YOUR TASK:
Search the listing below for "roku". Copy each matching line.

╭─ THE DATA

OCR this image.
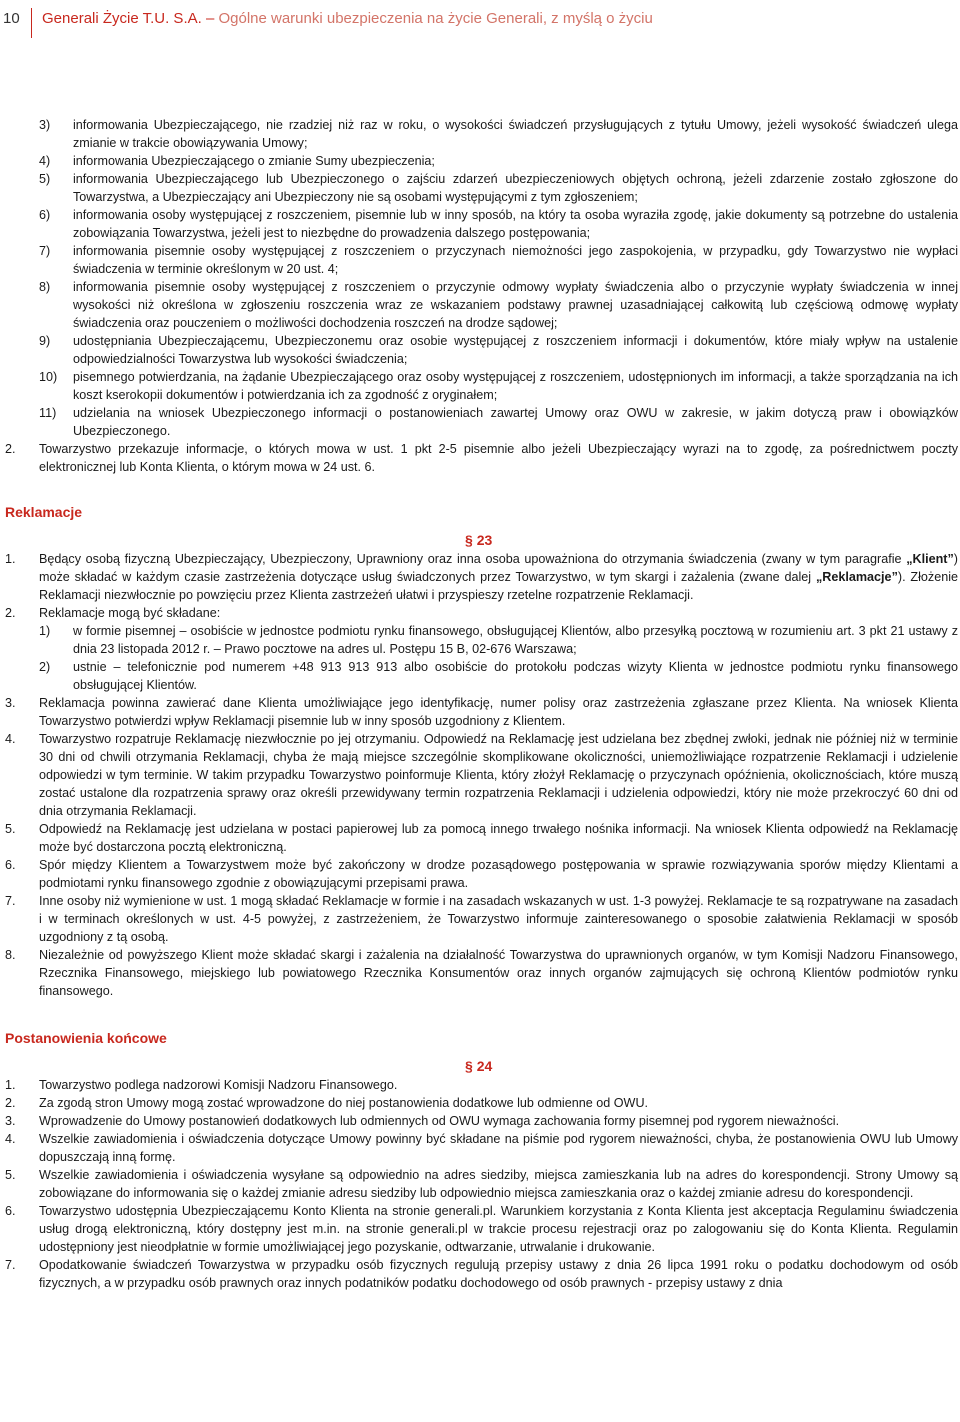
10	Generali Życie T.U. S.A. – Ogólne warunki ubezpieczenia na życie Generali, z myślą o życiu
3)	informowania Ubezpieczającego, nie rzadziej niż raz w roku, o wysokości świadczeń przysługujących z tytułu Umowy, jeżeli wysokość świadczeń ulega zmianie w trakcie obowiązywania Umowy;
4)	informowania Ubezpieczającego o zmianie Sumy ubezpieczenia;
5)	informowania Ubezpieczającego lub Ubezpieczonego o zajściu zdarzeń ubezpieczeniowych objętych ochroną, jeżeli zdarzenie zostało zgłoszone do Towarzystwa, a Ubezpieczający ani Ubezpieczony nie są osobami występującymi z tym zgłoszeniem;
6)	informowania osoby występującej z roszczeniem, pisemnie lub w inny sposób, na który ta osoba wyraziła zgodę, jakie dokumenty są potrzebne do ustalenia zobowiązania Towarzystwa, jeżeli jest to niezbędne do prowadzenia dalszego postępowania;
7)	informowania pisemnie osoby występującej z roszczeniem o przyczynach niemożności jego zaspokojenia, w przypadku, gdy Towarzystwo nie wypłaci świadczenia w terminie określonym w 20 ust. 4;
8)	informowania pisemnie osoby występującej z roszczeniem o przyczynie odmowy wypłaty świadczenia albo o przyczynie wypłaty świadczenia w innej wysokości niż określona w zgłoszeniu roszczenia wraz ze wskazaniem podstawy prawnej uzasadniającej całkowitą lub częściową odmowę wypłaty świadczenia oraz pouczeniem o możliwości dochodzenia roszczeń na drodze sądowej;
9)	udostępniania Ubezpieczającemu, Ubezpieczonemu oraz osobie występującej z roszczeniem informacji i dokumentów, które miały wpływ na ustalenie odpowiedzialności Towarzystwa lub wysokości świadczenia;
10)	pisemnego potwierdzania, na żądanie Ubezpieczającego oraz osoby występującej z roszczeniem, udostępnionych im informacji, a także sporządzania na ich koszt kserokopii dokumentów i potwierdzania ich za zgodność z oryginałem;
11)	udzielania na wniosek Ubezpieczonego informacji o postanowieniach zawartej Umowy oraz OWU w zakresie, w jakim dotyczą praw i obowiązków Ubezpieczonego.
2.	Towarzystwo przekazuje informacje, o których mowa w ust. 1 pkt 2-5 pisemnie albo jeżeli Ubezpieczający wyrazi na to zgodę, za pośrednictwem poczty elektronicznej lub Konta Klienta, o którym mowa w 24 ust. 6.
Reklamacje
§ 23
1.	Będący osobą fizyczną Ubezpieczający, Ubezpieczony, Uprawniony oraz inna osoba upoważniona do otrzymania świadczenia (zwany w tym paragrafie „Klient”) może składać w każdym czasie zastrzeżenia dotyczące usług świadczonych przez Towarzystwo, w tym skargi i zażalenia (zwane dalej „Reklamacje”). Złożenie Reklamacji niezwłocznie po powzięciu przez Klienta zastrzeżeń ułatwi i przyspieszy rzetelne rozpatrzenie Reklamacji.
2.	Reklamacje mogą być składane:
1)	w formie pisemnej – osobiście w jednostce podmiotu rynku finansowego, obsługującej Klientów, albo przesyłką pocztową w rozumieniu art. 3 pkt 21 ustawy z dnia 23 listopada 2012 r. – Prawo pocztowe na adres ul. Postępu 15 B, 02-676 Warszawa;
2)	ustnie – telefonicznie pod numerem +48 913 913 913 albo osobiście do protokołu podczas wizyty Klienta w jednostce podmiotu rynku finansowego obsługującej Klientów.
3.	Reklamacja powinna zawierać dane Klienta umożliwiające jego identyfikację, numer polisy oraz zastrzeżenia zgłaszane przez Klienta. Na wniosek Klienta Towarzystwo potwierdzi wpływ Reklamacji pisemnie lub w inny sposób uzgodniony z Klientem.
4.	Towarzystwo rozpatruje Reklamację niezwłocznie po jej otrzymaniu. Odpowiedź na Reklamację jest udzielana bez zbędnej zwłoki, jednak nie później niż w terminie 30 dni od chwili otrzymania Reklamacji, chyba że mają miejsce szczególnie skomplikowane okoliczności, uniemożliwiające rozpatrzenie Reklamacji i udzielenie odpowiedzi w tym terminie. W takim przypadku Towarzystwo poinformuje Klienta, który złożył Reklamację o przyczynach opóźnienia, okolicznościach, które muszą zostać ustalone dla rozpatrzenia sprawy oraz określi przewidywany termin rozpatrzenia Reklamacji i udzielenia odpowiedzi, który nie może przekroczyć 60 dni od dnia otrzymania Reklamacji.
5.	Odpowiedź na Reklamację jest udzielana w postaci papierowej lub za pomocą innego trwałego nośnika informacji. Na wniosek Klienta odpowiedź na Reklamację może być dostarczona pocztą elektroniczną.
6.	Spór między Klientem a Towarzystwem może być zakończony w drodze pozasądowego postępowania w sprawie rozwiązywania sporów między Klientami a podmiotami rynku finansowego zgodnie z obowiązującymi przepisami prawa.
7.	Inne osoby niż wymienione w ust. 1 mogą składać Reklamacje w formie i na zasadach wskazanych w ust. 1-3 powyżej. Reklamacje te są rozpatrywane na zasadach i w terminach określonych w ust. 4-5 powyżej, z zastrzeżeniem, że Towarzystwo informuje zainteresowanego o sposobie załatwienia Reklamacji w sposób uzgodniony z tą osobą.
8.	Niezależnie od powyższego Klient może składać skargi i zażalenia na działalność Towarzystwa do uprawnionych organów, w tym Komisji Nadzoru Finansowego, Rzecznika Finansowego, miejskiego lub powiatowego Rzecznika Konsumentów oraz innych organów zajmujących się ochroną Klientów podmiotów rynku finansowego.
Postanowienia końcowe
§ 24
1.	Towarzystwo podlega nadzorowi Komisji Nadzoru Finansowego.
2.	Za zgodą stron Umowy mogą zostać wprowadzone do niej postanowienia dodatkowe lub odmienne od OWU.
3.	Wprowadzenie do Umowy postanowień dodatkowych lub odmiennych od OWU wymaga zachowania formy pisemnej pod rygorem nieważności.
4.	Wszelkie zawiadomienia i oświadczenia dotyczące Umowy powinny być składane na piśmie pod rygorem nieważności, chyba, że postanowienia OWU lub Umowy dopuszczają inną formę.
5.	Wszelkie zawiadomienia i oświadczenia wysyłane są odpowiednio na adres siedziby, miejsca zamieszkania lub na adres do korespondencji. Strony Umowy są zobowiązane do informowania się o każdej zmianie adresu siedziby lub odpowiednio miejsca zamieszkania oraz o każdej zmianie adresu do korespondencji.
6.	Towarzystwo udostępnia Ubezpieczającemu Konto Klienta na stronie generali.pl. Warunkiem korzystania z Konta Klienta jest akceptacja Regulaminu świadczenia usług drogą elektroniczną, który dostępny jest m.in. na stronie generali.pl w trakcie procesu rejestracji oraz po zalogowaniu się do Konta Klienta. Regulamin udostępniony jest nieodpłatnie w formie umożliwiającej jego pozyskanie, odtwarzanie, utrwalanie i drukowanie.
7.	Opodatkowanie świadczeń Towarzystwa w przypadku osób fizycznych regulują przepisy ustawy z dnia 26 lipca 1991 roku o podatku dochodowym od osób fizycznych, a w przypadku osób prawnych oraz innych podatników podatku dochodowego od osób prawnych - przepisy ustawy z dnia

╰─

REPLY TO THE EXERCISE:
3)	informowania Ubezpieczającego, nie rzadziej niż raz w roku, o wysokości świadczeń przysługujących z tytułu Umowy, jeżeli wysokość świadczeń ulega zmianie w trakcie obowiązywania Umowy;
7.	Opodatkowanie świadczeń Towarzystwa w przypadku osób fizycznych regulują przepisy ustawy z dnia 26 lipca 1991 roku o podatku dochodowym od osób fizycznych, a w przypadku osób prawnych oraz innych podatników podatku dochodowego od osób prawnych - przepisy ustawy z dnia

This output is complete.